## [What to do]
Rewrite the records below, renaming every "x-tick-label" to "x-axis-label" and keeping all other text the same. Leave the pictures out of your answer.

-- START OF Exercise input --

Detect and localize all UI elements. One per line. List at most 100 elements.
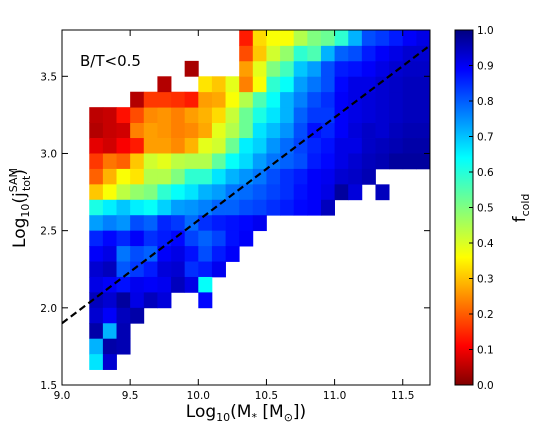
heatmap-cell [171,199,186,216]
heatmap-cell [143,276,158,293]
heatmap-cell [239,230,254,247]
heatmap-cell [252,122,267,139]
heatmap-cell [89,338,104,355]
heatmap-cell [102,168,117,185]
heatmap-cell [252,199,267,216]
heatmap-cell [184,138,199,154]
heatmap-cell [198,276,213,293]
heatmap-cell [307,45,322,62]
heatmap-cell [348,60,363,77]
heatmap-cell [293,60,308,77]
heatmap-cell [89,215,104,232]
heatmap-cell [252,138,267,154]
heatmap-cell [239,215,254,232]
heatmap-cell [307,199,322,216]
y-tick-label: 1.5 [40,380,57,392]
heatmap-cell [416,60,430,77]
colorbar-tick-label: 0.2 [477,309,494,321]
heatmap-cell [389,122,404,139]
heatmap-cell [320,199,335,216]
colorbar-tick-label: 0.1 [477,345,494,357]
heatmap-cell [130,138,145,154]
heatmap-cell [361,168,376,185]
heatmap-cell [89,246,104,262]
heatmap-cell [143,122,158,139]
heatmap-cell [307,153,322,170]
heatmap-cell [102,261,117,278]
heatmap-cell [266,30,281,46]
heatmap-cell [266,184,281,201]
heatmap-cell [252,107,267,123]
heatmap-cell [102,215,117,232]
heatmap-cell [293,199,308,216]
heatmap-cell [348,138,363,154]
heatmap-cell [211,138,226,154]
heatmap-cell [130,261,145,278]
heatmap-cell [239,138,254,154]
heatmap-cell [130,215,145,232]
heatmap-cell [89,292,104,309]
heatmap-cell [402,107,417,123]
heatmap-cell [211,215,226,232]
heatmap-cell [171,91,186,108]
heatmap-cell [375,91,390,108]
heatmap-cell [334,91,349,108]
heatmap-cell [211,107,226,123]
heatmap-cell [416,76,430,93]
heatmap-cell [348,184,363,201]
colorbar-tick-label: 1.0 [477,25,494,37]
heatmap-cell [225,199,240,216]
heatmap-cell [239,91,254,108]
heatmap-cell [157,76,172,93]
heatmap-cell [198,168,213,185]
heatmap-cell [334,60,349,77]
heatmap-cell [402,153,417,170]
heatmap-cell [239,122,254,139]
heatmap-cell [102,138,117,154]
y-tick-label: 2.0 [40,303,57,315]
heatmap-cell [130,230,145,247]
colorbar-title: fcold [510,194,532,223]
heatmap-cell [143,153,158,170]
heatmap-cell [116,323,131,340]
heatmap-cell [402,122,417,139]
heatmap-cell [184,153,199,170]
heatmap-cell [320,30,335,46]
heatmap-cell [89,168,104,185]
heatmap-cell [375,30,390,46]
heatmap-cell [320,45,335,62]
heatmap-cell [266,45,281,62]
heatmap-cell [116,138,131,154]
heatmap-cell [102,276,117,293]
heatmap-cell [361,107,376,123]
heatmap-cell [280,168,295,185]
heatmap-cell [116,338,131,355]
heatmap-cell [89,261,104,278]
heatmap-cell [361,122,376,139]
heatmap-cell [375,107,390,123]
heatmap-cell [239,30,254,46]
heatmap-cell [198,230,213,247]
heatmap-cell [143,246,158,262]
y-tick-label: 3.5 [40,71,57,83]
heatmap-cell [307,138,322,154]
colorbar-tick-label: 0.3 [477,274,494,286]
heatmap-cell [102,107,117,123]
heatmap-cell [171,153,186,170]
heatmap-cell [130,107,145,123]
heatmap-cell [102,338,117,355]
heatmap-cell [334,45,349,62]
heatmap-cell [375,184,390,201]
heatmap-cell [361,76,376,93]
heatmap-cell [89,230,104,247]
heatmap-cell [157,153,172,170]
heatmap-cell [143,138,158,154]
heatmap-cell [225,215,240,232]
heatmap-cell [211,76,226,93]
heatmap-cell [389,107,404,123]
heatmap-cell [102,153,117,170]
heatmap-cell [157,292,172,309]
colorbar-tick-label: 0.6 [477,167,494,179]
heatmap-cell [157,246,172,262]
heatmap-cells [89,30,430,370]
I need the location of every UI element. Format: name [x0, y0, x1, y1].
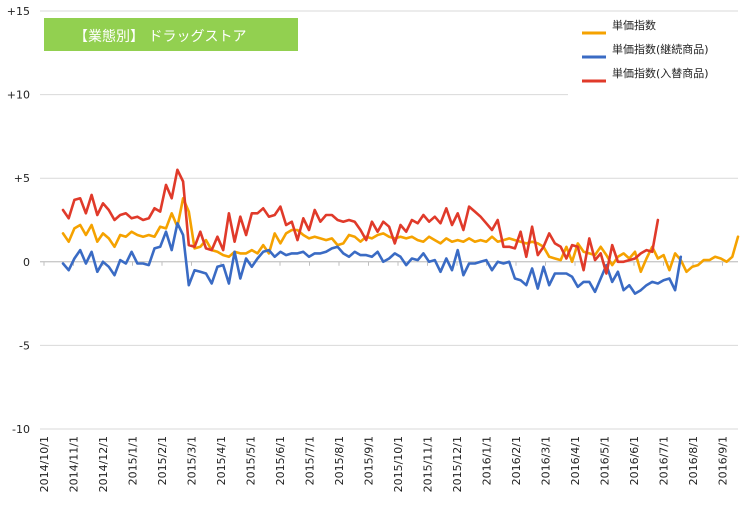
x-axis-ticks: 2014/10/1 2014/11/1 2014/12/1 2015/1/1 2015/… [38, 261, 730, 492]
x-tick-label: 2014/11/1 [68, 436, 81, 492]
series-line-2 [61, 168, 660, 275]
x-tick-label: 2015/11/1 [422, 436, 435, 492]
x-tick-label: 2016/9/1 [717, 436, 730, 485]
x-tick-label: 2014/12/1 [97, 436, 110, 492]
x-tick-label: 2016/1/1 [481, 436, 494, 485]
y-tick-label: 0 [23, 256, 30, 269]
x-tick-label: 2016/6/1 [628, 436, 641, 485]
x-tick-label: 2015/2/1 [156, 436, 169, 485]
chart-title: 【業態別】 ドラッグストア [44, 18, 298, 51]
x-tick-label: 2016/2/1 [510, 436, 523, 485]
x-tick-label: 2016/8/1 [687, 436, 700, 485]
x-tick-label: 2015/12/1 [451, 436, 464, 492]
legend-label: 単価指数(入替商品) [612, 66, 709, 80]
x-tick-label: 2015/5/1 [245, 436, 258, 485]
x-tick-label: 2014/10/1 [38, 436, 51, 492]
y-tick-label: -5 [19, 339, 30, 352]
x-tick-label: 2015/9/1 [363, 436, 376, 485]
x-tick-label: 2016/4/1 [569, 436, 582, 485]
x-tick-label: 2016/5/1 [599, 436, 612, 485]
x-tick-label: 2016/3/1 [540, 436, 553, 485]
x-tick-label: 2015/8/1 [333, 436, 346, 485]
x-tick-label: 2015/3/1 [186, 436, 199, 485]
legend-label: 単価指数(継続商品) [612, 42, 709, 56]
series-lines [61, 168, 740, 295]
x-tick-label: 2015/6/1 [274, 436, 287, 485]
x-tick-label: 2015/4/1 [215, 436, 228, 485]
chart-title-box [44, 18, 298, 51]
y-axis-ticks: +15 +10 +5 0 -5 -10 [7, 5, 30, 436]
y-tick-label: +15 [7, 5, 30, 18]
x-tick-label: 2015/1/1 [127, 436, 140, 485]
legend-label: 単価指数 [612, 18, 656, 32]
series-line-0 [61, 197, 740, 274]
series-line-1 [61, 222, 683, 295]
y-tick-label: +5 [14, 172, 30, 185]
chart-title-text: 【業態別】 ドラッグストア [74, 29, 246, 45]
y-tick-label: +10 [7, 89, 30, 102]
x-tick-label: 2015/10/1 [392, 436, 405, 492]
x-tick-label: 2016/7/1 [658, 436, 671, 485]
y-tick-label: -10 [12, 423, 30, 436]
x-tick-label: 2015/7/1 [304, 436, 317, 485]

-- END OF Exercise input --

## [The solution]
Detect and localize all UI elements. One per line. List at most 100 elements.
heatmap-cell [171,199,186,216]
heatmap-cell [143,276,158,293]
heatmap-cell [239,230,254,247]
heatmap-cell [252,122,267,139]
heatmap-cell [89,338,104,355]
heatmap-cell [102,168,117,185]
heatmap-cell [252,199,267,216]
heatmap-cell [184,138,199,154]
heatmap-cell [198,276,213,293]
heatmap-cell [307,45,322,62]
heatmap-cell [348,60,363,77]
heatmap-cell [293,60,308,77]
heatmap-cell [89,215,104,232]
heatmap-cell [252,138,267,154]
heatmap-cell [239,215,254,232]
heatmap-cell [307,199,322,216]
y-tick-label: 1.5 [40,380,57,392]
heatmap-cell [416,60,430,77]
colorbar-tick-label: 0.2 [477,309,494,321]
heatmap-cell [389,122,404,139]
heatmap-cell [320,199,335,216]
colorbar-tick-label: 0.1 [477,345,494,357]
heatmap-cell [130,138,145,154]
heatmap-cell [361,168,376,185]
heatmap-cell [89,246,104,262]
heatmap-cell [143,122,158,139]
heatmap-cell [307,153,322,170]
heatmap-cell [102,261,117,278]
heatmap-cell [266,30,281,46]
heatmap-cell [266,184,281,201]
heatmap-cell [252,107,267,123]
heatmap-cell [102,215,117,232]
heatmap-cell [293,199,308,216]
heatmap-cell [348,138,363,154]
heatmap-cell [211,138,226,154]
heatmap-cell [130,261,145,278]
heatmap-cell [239,138,254,154]
heatmap-cell [130,215,145,232]
heatmap-cell [89,292,104,309]
heatmap-cell [402,107,417,123]
heatmap-cell [211,215,226,232]
heatmap-cell [171,91,186,108]
heatmap-cell [375,91,390,108]
heatmap-cell [334,91,349,108]
heatmap-cell [211,107,226,123]
heatmap-cell [416,76,430,93]
heatmap-cell [348,184,363,201]
colorbar-tick-label: 1.0 [477,25,494,37]
heatmap-cell [225,199,240,216]
heatmap-cell [239,91,254,108]
heatmap-cell [157,76,172,93]
heatmap-cell [198,168,213,185]
heatmap-cell [334,60,349,77]
heatmap-cell [402,153,417,170]
heatmap-cell [239,122,254,139]
heatmap-cell [102,138,117,154]
y-tick-label: 2.0 [40,303,57,315]
heatmap-cell [130,230,145,247]
colorbar-title: fcold [510,194,532,223]
heatmap-cell [143,153,158,170]
heatmap-cell [116,323,131,340]
heatmap-cell [402,122,417,139]
heatmap-cell [184,153,199,170]
heatmap-cell [320,30,335,46]
heatmap-cell [89,168,104,185]
heatmap-cell [375,30,390,46]
heatmap-cell [320,45,335,62]
heatmap-cell [266,45,281,62]
heatmap-cell [116,138,131,154]
heatmap-cell [102,276,117,293]
heatmap-cell [361,107,376,123]
heatmap-cell [280,168,295,185]
heatmap-cell [116,338,131,355]
heatmap-cell [89,261,104,278]
heatmap-cell [361,122,376,139]
heatmap-cell [375,107,390,123]
heatmap-cell [239,30,254,46]
heatmap-cell [198,230,213,247]
heatmap-cell [143,246,158,262]
y-tick-label: 3.5 [40,71,57,83]
heatmap-cell [307,138,322,154]
colorbar-tick-label: 0.3 [477,274,494,286]
heatmap-cell [102,107,117,123]
heatmap-cell [171,153,186,170]
heatmap-cell [130,107,145,123]
heatmap-cell [102,338,117,355]
heatmap-cell [334,45,349,62]
heatmap-cell [375,184,390,201]
heatmap-cell [361,76,376,93]
heatmap-cell [89,230,104,247]
heatmap-cell [157,153,172,170]
heatmap-cell [143,138,158,154]
heatmap-cell [225,215,240,232]
heatmap-cell [211,76,226,93]
heatmap-cell [389,107,404,123]
heatmap-cell [102,153,117,170]
heatmap-cell [157,292,172,309]
colorbar-tick-label: 0.6 [477,167,494,179]
heatmap-cell [157,246,172,262]
heatmap-cells [89,30,430,370]
I need the location of every UI element. Format: name [x0, y0, x1, y1].
x-axis-ticks: 2014/10/1 2014/11/1 2014/12/1 2015/1/1 2015/… [38, 261, 730, 492]
x-axis-label: 2014/11/1 [68, 436, 81, 492]
series-line-2 [61, 168, 660, 275]
x-axis-label: 2015/11/1 [422, 436, 435, 492]
x-axis-label: 2016/9/1 [717, 436, 730, 485]
x-axis-label: 2014/12/1 [97, 436, 110, 492]
x-axis-label: 2016/1/1 [481, 436, 494, 485]
y-tick-label: 0 [23, 256, 30, 269]
x-axis-label: 2016/6/1 [628, 436, 641, 485]
x-axis-label: 2015/2/1 [156, 436, 169, 485]
chart-title: 【業態別】 ドラッグストア [44, 18, 298, 51]
x-axis-label: 2016/2/1 [510, 436, 523, 485]
x-axis-label: 2016/8/1 [687, 436, 700, 485]
x-axis-label: 2015/12/1 [451, 436, 464, 492]
legend-label: 単価指数(入替商品) [612, 66, 709, 80]
x-axis-label: 2015/5/1 [245, 436, 258, 485]
x-axis-label: 2014/10/1 [38, 436, 51, 492]
y-tick-label: -5 [19, 339, 30, 352]
x-axis-label: 2015/9/1 [363, 436, 376, 485]
x-axis-label: 2016/4/1 [569, 436, 582, 485]
x-axis-label: 2016/5/1 [599, 436, 612, 485]
x-axis-label: 2016/3/1 [540, 436, 553, 485]
x-axis-label: 2015/8/1 [333, 436, 346, 485]
x-axis-label: 2015/3/1 [186, 436, 199, 485]
legend-label: 単価指数(継続商品) [612, 42, 709, 56]
series-lines [61, 168, 740, 295]
x-axis-label: 2015/6/1 [274, 436, 287, 485]
x-axis-label: 2015/4/1 [215, 436, 228, 485]
chart-title-box [44, 18, 298, 51]
y-axis-ticks: +15 +10 +5 0 -5 -10 [7, 5, 30, 436]
y-tick-label: +15 [7, 5, 30, 18]
x-axis-label: 2015/1/1 [127, 436, 140, 485]
legend-label: 単価指数 [612, 18, 656, 32]
series-line-0 [61, 197, 740, 274]
series-line-1 [61, 222, 683, 295]
y-tick-label: +5 [14, 172, 30, 185]
chart-title-text: 【業態別】 ドラッグストア [74, 29, 246, 45]
y-tick-label: +10 [7, 89, 30, 102]
x-axis-label: 2015/10/1 [392, 436, 405, 492]
x-axis-label: 2016/7/1 [658, 436, 671, 485]
y-tick-label: -10 [12, 423, 30, 436]
x-axis-label: 2015/7/1 [304, 436, 317, 485]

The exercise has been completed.